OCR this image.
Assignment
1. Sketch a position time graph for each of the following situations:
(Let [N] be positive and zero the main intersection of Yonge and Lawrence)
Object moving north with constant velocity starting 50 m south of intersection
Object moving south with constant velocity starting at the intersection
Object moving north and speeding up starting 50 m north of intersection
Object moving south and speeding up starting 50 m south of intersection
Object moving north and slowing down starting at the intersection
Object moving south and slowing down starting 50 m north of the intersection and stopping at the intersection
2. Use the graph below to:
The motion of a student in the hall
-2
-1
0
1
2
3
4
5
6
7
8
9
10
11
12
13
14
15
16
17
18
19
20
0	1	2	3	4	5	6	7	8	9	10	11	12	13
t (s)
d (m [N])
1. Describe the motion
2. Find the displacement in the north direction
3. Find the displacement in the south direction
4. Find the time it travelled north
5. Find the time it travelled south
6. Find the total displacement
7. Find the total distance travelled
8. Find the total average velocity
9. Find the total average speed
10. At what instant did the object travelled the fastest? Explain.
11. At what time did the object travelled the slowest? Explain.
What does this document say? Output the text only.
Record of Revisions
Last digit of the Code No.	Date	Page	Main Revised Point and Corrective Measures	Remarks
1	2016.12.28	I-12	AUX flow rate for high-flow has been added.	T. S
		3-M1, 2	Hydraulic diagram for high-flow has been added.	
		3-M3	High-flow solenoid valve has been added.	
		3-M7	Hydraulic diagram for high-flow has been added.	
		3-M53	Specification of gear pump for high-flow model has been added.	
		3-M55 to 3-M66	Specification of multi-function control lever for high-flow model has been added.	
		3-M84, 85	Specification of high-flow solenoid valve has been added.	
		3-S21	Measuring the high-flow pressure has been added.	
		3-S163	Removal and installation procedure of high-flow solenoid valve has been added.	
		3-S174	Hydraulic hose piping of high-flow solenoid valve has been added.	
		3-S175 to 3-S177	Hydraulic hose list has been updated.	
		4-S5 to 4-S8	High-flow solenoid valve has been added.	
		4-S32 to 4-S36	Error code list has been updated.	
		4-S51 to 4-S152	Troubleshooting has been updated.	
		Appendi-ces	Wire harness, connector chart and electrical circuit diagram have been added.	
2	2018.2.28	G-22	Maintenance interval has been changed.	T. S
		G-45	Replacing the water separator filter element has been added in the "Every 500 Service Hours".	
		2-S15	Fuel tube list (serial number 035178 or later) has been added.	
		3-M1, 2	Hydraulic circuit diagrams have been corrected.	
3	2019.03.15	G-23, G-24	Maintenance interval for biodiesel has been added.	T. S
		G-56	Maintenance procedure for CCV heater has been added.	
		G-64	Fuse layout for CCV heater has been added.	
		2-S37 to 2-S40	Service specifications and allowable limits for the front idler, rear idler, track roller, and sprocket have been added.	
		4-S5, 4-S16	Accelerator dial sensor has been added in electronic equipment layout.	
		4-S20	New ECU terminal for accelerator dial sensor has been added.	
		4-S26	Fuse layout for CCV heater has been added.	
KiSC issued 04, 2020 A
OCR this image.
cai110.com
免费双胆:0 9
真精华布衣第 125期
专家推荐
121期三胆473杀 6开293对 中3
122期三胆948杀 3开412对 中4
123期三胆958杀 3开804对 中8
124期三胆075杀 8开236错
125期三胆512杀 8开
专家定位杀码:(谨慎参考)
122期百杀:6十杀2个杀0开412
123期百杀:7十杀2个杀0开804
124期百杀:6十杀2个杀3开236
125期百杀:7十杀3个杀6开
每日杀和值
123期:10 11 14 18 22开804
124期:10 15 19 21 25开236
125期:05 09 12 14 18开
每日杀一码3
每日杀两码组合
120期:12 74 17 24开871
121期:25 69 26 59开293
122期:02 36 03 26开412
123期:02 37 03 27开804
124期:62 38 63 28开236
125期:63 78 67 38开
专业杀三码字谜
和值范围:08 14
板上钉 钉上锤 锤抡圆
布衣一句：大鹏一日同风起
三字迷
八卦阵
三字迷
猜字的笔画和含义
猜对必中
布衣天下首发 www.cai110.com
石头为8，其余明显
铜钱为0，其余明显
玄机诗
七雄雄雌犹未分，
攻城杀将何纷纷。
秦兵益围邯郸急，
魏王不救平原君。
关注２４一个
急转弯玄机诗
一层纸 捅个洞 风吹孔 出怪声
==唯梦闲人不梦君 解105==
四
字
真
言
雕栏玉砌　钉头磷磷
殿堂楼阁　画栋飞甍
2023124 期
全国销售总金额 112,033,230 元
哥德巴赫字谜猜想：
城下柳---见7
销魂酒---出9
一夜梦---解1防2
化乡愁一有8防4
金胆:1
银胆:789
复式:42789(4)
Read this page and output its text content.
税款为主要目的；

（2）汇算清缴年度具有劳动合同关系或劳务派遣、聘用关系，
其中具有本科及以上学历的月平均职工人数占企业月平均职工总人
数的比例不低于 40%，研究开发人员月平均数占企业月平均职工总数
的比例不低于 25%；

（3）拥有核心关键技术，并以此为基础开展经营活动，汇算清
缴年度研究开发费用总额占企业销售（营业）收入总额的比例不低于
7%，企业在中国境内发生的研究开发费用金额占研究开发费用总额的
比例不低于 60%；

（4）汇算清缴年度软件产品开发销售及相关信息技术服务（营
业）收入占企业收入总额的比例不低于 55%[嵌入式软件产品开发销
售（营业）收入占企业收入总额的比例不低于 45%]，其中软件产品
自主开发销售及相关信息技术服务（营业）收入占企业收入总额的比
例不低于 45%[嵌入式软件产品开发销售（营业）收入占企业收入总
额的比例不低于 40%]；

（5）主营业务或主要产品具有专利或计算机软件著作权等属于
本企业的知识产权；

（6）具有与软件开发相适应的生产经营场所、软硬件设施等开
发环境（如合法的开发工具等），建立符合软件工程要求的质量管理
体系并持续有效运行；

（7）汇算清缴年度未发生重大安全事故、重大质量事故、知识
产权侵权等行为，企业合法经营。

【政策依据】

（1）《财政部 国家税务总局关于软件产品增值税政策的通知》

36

------------------------------------------------------------------------

[WORK REQUIRED]
Among the lines of the data above, count those holding "displacement" and state only the number.

[WRITTEN ANSWER]
3